→ **TASK**
Wherever the word "timestamp" shows up in a line, please copy that line.

→ **GIVEN DATA**

>> START

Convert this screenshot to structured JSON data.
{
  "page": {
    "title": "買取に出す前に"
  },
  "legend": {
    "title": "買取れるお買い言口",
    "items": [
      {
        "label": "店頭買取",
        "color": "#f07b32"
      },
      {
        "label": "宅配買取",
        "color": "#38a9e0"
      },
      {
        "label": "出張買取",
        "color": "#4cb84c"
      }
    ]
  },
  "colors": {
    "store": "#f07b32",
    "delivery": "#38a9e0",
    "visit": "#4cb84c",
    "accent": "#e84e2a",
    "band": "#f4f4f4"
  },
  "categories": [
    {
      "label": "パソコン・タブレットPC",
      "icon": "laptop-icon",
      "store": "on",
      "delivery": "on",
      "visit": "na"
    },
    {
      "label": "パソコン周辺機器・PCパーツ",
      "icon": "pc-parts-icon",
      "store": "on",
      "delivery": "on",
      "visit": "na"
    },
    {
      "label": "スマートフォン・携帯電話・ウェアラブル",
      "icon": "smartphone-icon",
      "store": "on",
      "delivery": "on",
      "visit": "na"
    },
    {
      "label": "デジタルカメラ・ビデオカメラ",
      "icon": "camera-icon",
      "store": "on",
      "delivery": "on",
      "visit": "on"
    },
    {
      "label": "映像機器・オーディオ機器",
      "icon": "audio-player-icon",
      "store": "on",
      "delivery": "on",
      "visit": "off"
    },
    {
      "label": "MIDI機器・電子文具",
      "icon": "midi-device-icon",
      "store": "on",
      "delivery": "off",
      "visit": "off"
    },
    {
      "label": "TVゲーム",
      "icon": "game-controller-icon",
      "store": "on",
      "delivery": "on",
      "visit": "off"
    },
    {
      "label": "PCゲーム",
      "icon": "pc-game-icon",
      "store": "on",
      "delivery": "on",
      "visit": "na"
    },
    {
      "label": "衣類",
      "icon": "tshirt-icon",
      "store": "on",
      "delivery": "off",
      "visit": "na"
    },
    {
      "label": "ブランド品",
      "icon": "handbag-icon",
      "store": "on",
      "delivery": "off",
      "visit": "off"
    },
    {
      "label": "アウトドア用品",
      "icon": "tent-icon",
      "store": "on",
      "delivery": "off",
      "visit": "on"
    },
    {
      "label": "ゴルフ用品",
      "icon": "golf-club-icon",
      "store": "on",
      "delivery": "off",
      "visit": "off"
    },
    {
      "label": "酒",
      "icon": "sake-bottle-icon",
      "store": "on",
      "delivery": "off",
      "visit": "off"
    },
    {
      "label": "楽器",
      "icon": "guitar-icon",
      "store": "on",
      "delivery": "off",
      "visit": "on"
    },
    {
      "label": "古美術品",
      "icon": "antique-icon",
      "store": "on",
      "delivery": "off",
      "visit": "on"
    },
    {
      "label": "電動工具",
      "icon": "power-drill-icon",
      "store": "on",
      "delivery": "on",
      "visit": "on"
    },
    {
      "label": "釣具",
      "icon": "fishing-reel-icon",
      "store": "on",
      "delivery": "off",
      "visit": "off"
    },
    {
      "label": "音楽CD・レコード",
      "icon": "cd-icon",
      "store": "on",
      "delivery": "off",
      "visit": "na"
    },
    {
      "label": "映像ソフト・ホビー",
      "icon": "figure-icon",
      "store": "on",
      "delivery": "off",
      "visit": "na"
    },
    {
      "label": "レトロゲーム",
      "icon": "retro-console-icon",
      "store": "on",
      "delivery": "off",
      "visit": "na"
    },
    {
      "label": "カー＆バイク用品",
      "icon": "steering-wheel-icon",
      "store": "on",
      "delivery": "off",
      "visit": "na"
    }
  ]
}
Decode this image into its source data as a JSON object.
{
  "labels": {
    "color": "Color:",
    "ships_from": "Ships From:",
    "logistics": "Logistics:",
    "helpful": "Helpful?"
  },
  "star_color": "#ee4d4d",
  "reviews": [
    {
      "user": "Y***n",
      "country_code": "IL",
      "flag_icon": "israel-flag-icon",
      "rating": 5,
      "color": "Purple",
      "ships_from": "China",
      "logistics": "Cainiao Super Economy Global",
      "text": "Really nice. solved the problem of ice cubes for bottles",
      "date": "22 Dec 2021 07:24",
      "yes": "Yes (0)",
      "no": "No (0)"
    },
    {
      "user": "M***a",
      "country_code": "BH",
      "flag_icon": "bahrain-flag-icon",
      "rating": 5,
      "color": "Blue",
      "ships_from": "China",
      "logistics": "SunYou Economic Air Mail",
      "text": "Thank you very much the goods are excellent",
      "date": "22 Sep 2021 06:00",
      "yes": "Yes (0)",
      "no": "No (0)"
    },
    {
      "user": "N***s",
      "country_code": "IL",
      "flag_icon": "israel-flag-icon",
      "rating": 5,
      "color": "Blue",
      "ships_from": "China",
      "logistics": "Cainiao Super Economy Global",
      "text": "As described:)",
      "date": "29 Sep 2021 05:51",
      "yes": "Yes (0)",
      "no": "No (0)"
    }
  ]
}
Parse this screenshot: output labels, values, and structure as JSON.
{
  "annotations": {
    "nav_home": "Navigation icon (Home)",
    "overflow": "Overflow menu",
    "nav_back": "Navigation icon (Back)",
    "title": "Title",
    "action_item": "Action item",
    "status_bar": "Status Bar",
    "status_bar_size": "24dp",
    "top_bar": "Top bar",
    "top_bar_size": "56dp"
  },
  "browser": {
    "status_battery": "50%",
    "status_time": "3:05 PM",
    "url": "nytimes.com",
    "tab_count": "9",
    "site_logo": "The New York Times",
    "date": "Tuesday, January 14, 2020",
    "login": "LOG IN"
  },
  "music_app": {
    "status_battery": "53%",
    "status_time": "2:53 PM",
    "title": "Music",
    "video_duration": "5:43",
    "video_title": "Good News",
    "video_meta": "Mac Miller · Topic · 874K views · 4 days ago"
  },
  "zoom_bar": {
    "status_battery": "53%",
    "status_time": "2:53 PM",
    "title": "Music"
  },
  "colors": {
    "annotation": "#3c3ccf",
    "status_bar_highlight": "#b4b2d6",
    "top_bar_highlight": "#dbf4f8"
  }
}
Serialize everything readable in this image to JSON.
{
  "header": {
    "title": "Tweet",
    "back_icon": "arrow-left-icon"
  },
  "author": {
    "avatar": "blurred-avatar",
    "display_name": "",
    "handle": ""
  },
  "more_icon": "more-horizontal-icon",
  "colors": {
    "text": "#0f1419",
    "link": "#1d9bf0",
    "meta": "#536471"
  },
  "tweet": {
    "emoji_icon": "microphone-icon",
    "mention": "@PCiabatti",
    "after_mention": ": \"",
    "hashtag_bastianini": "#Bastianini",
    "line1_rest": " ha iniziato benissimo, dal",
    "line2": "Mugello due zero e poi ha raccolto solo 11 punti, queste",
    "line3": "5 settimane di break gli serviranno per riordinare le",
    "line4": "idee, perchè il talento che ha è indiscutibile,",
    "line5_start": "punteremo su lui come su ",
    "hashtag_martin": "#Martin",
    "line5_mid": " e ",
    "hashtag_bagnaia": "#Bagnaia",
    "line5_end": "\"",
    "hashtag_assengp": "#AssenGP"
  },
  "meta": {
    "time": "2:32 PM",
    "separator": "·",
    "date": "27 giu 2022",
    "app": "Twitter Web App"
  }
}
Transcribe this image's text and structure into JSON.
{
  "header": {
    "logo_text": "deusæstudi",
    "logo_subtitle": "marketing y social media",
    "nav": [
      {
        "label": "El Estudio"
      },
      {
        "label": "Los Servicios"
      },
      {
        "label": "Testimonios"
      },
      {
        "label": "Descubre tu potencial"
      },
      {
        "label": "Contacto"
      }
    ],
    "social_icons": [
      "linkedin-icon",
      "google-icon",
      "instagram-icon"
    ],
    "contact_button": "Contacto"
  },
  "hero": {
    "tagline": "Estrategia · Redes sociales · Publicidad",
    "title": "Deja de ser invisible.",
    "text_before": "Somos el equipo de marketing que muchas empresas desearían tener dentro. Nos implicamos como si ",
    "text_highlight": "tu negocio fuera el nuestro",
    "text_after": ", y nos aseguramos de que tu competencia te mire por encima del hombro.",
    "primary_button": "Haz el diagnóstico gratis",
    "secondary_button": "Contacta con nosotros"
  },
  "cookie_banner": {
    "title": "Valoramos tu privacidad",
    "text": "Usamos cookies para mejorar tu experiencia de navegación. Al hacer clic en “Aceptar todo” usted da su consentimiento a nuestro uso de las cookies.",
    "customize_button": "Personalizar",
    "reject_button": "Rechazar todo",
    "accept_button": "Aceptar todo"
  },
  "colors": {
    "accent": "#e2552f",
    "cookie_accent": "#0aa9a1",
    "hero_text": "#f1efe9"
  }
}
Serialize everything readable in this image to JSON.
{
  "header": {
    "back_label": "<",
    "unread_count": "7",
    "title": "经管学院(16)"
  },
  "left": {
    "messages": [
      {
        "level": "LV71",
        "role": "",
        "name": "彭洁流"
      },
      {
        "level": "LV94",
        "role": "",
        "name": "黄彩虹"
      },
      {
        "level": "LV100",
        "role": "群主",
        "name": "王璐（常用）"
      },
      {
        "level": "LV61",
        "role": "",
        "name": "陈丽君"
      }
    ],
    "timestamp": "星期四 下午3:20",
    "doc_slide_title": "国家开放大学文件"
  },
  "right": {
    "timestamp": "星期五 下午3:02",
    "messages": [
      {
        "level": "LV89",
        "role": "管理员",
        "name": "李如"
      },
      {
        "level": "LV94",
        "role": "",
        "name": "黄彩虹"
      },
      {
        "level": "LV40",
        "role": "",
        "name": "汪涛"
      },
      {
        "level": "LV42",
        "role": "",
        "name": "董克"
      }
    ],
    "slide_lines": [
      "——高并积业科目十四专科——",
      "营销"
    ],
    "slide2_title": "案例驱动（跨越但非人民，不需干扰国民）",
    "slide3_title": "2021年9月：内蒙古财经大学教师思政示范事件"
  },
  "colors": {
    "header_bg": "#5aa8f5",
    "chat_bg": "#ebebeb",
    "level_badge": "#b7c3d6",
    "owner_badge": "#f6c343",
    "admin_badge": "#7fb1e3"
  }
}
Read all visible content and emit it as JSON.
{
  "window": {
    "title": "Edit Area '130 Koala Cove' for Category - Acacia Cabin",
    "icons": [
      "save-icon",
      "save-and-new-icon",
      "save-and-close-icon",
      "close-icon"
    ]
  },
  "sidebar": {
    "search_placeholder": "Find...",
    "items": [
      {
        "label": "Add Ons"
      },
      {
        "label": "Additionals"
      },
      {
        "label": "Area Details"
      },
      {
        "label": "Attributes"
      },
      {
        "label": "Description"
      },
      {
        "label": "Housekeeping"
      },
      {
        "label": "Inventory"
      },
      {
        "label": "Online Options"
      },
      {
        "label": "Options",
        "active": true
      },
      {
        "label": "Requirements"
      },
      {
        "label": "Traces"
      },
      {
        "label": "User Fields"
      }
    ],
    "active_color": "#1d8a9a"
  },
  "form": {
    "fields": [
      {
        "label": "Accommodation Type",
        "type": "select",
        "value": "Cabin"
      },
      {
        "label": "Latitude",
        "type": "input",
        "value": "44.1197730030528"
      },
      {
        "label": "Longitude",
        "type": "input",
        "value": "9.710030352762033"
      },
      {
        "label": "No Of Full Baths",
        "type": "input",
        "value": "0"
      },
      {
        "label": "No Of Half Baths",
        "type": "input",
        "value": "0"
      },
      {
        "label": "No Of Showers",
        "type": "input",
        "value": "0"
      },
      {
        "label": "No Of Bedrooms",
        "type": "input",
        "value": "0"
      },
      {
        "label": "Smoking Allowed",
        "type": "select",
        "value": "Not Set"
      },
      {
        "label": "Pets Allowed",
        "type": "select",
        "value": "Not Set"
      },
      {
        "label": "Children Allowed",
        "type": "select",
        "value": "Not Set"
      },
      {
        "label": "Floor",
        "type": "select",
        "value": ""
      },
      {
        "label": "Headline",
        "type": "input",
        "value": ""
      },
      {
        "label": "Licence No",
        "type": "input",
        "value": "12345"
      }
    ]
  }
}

>> END

→ **RESULT OF THIS TASK**
    "timestamp": "星期四 下午3:20",
    "timestamp": "星期五 下午3:02",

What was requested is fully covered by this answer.